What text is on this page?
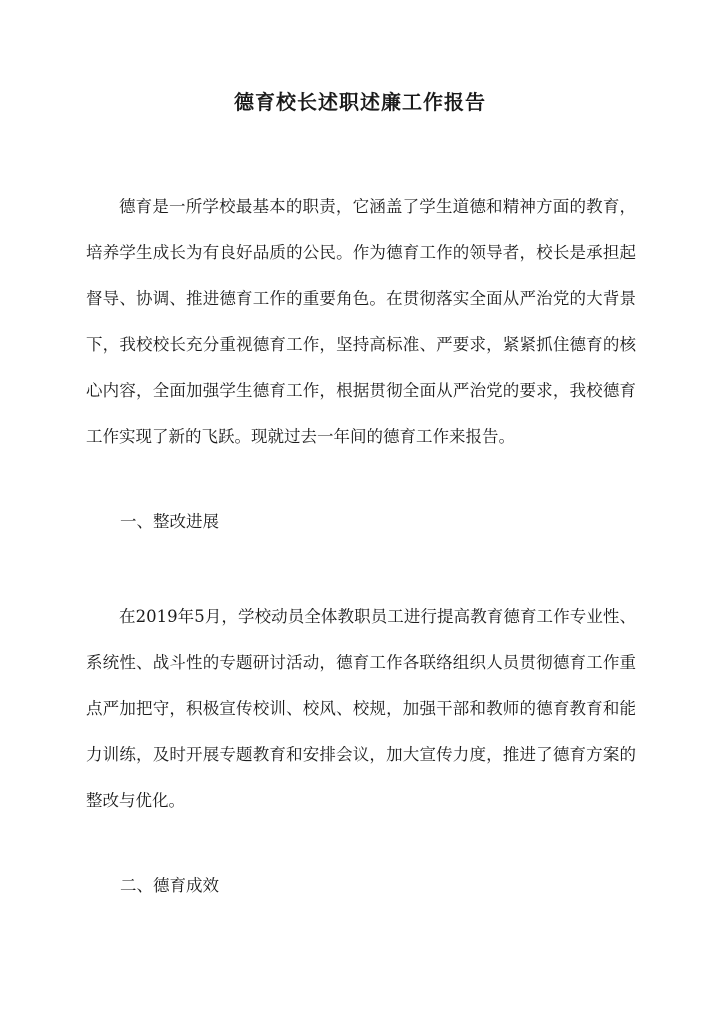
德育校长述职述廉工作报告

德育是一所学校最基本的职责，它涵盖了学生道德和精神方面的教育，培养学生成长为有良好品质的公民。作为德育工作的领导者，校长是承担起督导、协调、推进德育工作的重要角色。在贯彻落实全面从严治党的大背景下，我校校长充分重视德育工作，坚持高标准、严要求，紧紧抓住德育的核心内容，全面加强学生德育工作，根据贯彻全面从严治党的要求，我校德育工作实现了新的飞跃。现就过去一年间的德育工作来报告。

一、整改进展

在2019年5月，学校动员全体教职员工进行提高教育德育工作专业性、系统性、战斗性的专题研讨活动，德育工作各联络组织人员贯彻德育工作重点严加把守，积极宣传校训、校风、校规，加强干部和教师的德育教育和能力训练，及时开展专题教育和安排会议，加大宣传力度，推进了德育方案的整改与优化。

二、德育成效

==

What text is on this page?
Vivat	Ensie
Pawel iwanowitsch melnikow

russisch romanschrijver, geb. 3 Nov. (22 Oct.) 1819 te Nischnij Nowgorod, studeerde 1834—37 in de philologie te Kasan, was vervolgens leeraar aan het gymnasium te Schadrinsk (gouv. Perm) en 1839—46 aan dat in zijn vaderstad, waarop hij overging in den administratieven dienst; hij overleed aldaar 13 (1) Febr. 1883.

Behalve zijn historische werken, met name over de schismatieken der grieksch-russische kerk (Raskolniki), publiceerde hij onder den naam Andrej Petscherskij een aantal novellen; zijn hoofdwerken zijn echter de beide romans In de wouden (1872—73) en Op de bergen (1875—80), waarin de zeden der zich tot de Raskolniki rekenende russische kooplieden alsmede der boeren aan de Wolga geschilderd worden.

* * *

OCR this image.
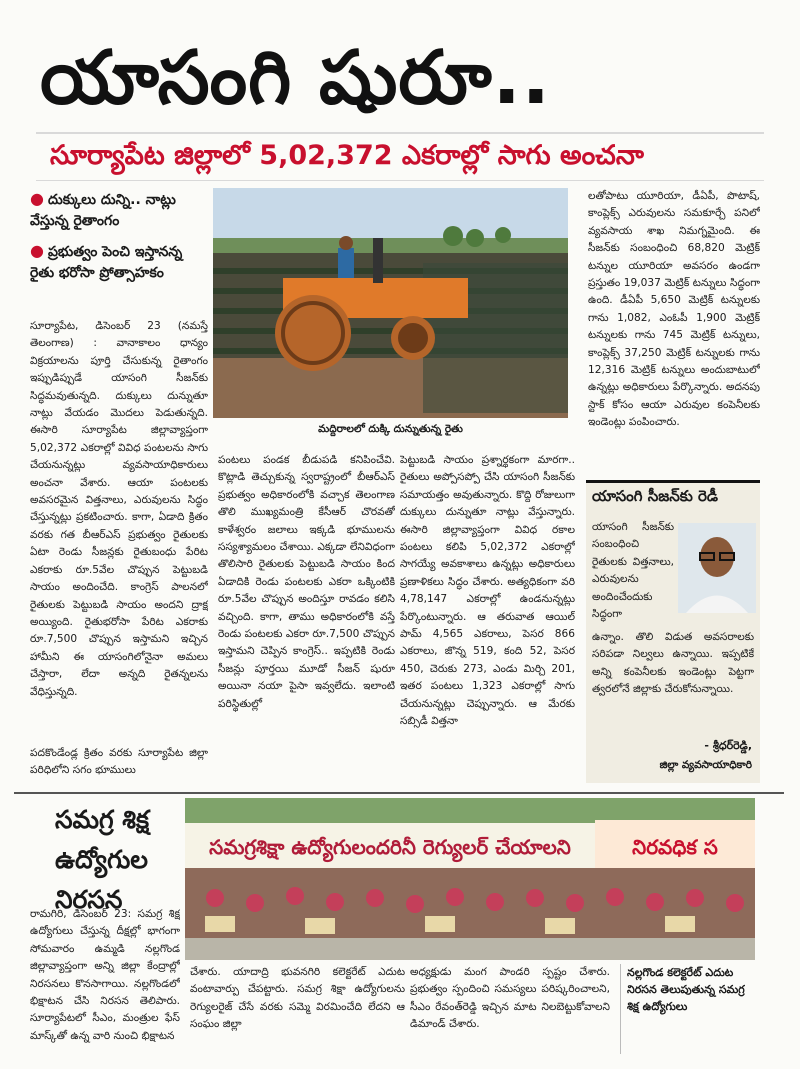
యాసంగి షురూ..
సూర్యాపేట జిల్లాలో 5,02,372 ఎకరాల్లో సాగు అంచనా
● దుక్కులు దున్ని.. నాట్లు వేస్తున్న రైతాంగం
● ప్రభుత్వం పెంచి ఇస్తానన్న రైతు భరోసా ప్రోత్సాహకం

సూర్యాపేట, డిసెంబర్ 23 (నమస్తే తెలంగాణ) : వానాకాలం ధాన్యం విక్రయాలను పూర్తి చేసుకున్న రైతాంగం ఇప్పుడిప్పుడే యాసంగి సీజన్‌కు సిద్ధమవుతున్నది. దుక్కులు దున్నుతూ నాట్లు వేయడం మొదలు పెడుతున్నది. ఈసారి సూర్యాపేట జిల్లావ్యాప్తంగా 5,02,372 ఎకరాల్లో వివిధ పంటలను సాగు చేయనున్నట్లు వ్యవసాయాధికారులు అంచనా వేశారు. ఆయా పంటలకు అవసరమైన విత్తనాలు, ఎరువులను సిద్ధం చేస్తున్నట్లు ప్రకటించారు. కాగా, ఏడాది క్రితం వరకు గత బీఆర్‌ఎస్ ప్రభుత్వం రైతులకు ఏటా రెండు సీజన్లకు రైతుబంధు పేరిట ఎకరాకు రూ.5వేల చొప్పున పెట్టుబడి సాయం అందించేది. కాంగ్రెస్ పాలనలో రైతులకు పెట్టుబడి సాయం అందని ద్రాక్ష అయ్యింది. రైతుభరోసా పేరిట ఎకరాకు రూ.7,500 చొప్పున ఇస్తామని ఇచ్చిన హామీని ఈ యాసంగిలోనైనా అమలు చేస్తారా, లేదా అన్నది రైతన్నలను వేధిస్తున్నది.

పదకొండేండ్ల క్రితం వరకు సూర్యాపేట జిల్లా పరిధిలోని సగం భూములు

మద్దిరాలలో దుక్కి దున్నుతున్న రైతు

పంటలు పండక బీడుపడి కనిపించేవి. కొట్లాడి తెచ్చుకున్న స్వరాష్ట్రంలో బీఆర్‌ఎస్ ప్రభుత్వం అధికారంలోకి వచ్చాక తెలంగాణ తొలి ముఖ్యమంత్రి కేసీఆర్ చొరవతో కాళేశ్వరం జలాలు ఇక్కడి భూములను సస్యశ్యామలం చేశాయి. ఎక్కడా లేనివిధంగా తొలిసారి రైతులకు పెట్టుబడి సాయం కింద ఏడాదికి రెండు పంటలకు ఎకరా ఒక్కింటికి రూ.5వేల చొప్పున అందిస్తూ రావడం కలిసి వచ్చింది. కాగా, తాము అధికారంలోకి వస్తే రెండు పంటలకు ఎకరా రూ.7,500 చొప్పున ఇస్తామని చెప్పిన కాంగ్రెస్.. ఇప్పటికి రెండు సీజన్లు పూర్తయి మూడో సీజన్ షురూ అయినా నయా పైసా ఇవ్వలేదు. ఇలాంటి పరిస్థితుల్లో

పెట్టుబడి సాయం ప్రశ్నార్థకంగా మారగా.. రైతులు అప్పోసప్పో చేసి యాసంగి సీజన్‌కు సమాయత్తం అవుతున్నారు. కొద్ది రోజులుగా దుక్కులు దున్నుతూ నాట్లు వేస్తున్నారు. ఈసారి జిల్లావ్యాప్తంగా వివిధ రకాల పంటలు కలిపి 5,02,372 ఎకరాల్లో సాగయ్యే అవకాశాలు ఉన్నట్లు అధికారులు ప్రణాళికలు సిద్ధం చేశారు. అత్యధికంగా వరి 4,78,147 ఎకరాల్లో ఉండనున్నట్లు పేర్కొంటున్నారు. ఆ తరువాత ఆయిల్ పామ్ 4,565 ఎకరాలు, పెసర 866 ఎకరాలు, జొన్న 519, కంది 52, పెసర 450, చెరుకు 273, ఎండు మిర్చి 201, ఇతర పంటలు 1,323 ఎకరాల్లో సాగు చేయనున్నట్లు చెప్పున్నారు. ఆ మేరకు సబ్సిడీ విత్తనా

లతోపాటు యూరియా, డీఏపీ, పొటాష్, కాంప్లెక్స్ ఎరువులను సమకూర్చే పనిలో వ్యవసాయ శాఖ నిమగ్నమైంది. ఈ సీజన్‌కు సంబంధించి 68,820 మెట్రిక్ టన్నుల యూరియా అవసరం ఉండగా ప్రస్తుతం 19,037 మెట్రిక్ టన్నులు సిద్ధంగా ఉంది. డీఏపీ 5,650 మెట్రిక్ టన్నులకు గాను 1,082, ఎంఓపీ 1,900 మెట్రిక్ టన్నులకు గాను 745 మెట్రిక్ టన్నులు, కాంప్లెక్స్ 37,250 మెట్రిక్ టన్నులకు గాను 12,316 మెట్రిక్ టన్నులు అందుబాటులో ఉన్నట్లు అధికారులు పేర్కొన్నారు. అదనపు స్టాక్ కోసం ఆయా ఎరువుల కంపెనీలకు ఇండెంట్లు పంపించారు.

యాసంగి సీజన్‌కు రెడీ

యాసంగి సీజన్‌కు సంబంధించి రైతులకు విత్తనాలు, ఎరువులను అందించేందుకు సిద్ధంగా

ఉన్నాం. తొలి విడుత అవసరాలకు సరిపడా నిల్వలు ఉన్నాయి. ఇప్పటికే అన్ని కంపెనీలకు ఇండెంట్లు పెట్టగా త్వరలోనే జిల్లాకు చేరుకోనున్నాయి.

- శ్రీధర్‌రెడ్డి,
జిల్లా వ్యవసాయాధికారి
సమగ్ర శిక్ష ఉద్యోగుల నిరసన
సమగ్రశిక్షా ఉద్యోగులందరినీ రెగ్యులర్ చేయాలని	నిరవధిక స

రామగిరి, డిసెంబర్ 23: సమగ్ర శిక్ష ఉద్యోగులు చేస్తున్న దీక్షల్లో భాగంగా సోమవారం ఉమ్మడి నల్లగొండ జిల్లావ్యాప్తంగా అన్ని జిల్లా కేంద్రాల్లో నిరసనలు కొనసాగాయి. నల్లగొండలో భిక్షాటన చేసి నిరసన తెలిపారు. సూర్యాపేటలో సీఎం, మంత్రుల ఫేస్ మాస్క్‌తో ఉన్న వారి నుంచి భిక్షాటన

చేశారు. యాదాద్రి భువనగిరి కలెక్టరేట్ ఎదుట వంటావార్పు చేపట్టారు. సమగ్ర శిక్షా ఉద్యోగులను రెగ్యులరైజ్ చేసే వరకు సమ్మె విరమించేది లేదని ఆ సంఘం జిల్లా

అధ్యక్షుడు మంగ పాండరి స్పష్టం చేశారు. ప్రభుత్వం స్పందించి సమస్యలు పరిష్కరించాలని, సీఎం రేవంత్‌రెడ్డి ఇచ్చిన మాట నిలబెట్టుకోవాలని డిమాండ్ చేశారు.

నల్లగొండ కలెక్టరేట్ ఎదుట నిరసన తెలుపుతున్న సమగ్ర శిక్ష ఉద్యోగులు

Work to be completed: Working from the listing above, pick out every line that has "zijn" and copy it.

Worked solution:
russisch romanschrijver, geb. 3 Nov. (22 Oct.) 1819 te Nischnij Nowgorod, studeerde 1834—37 in de philologie te Kasan, was vervolgens leeraar aan het gymnasium te Schadrinsk (gouv. Perm) en 1839—46 aan dat in zijn vaderstad, waarop hij overging in den administratieven dienst; hij overleed aldaar 13 (1) Febr. 1883.
Behalve zijn historische werken, met name over de schismatieken der grieksch-russische kerk (Raskolniki), publiceerde hij onder den naam Andrej Petscherskij een aantal novellen; zijn hoofdwerken zijn echter de beide romans In de wouden (1872—73) en Op de bergen (1875—80), waarin de zeden der zich tot de Raskolniki rekenende russische kooplieden alsmede der boeren aan de Wolga geschilderd worden.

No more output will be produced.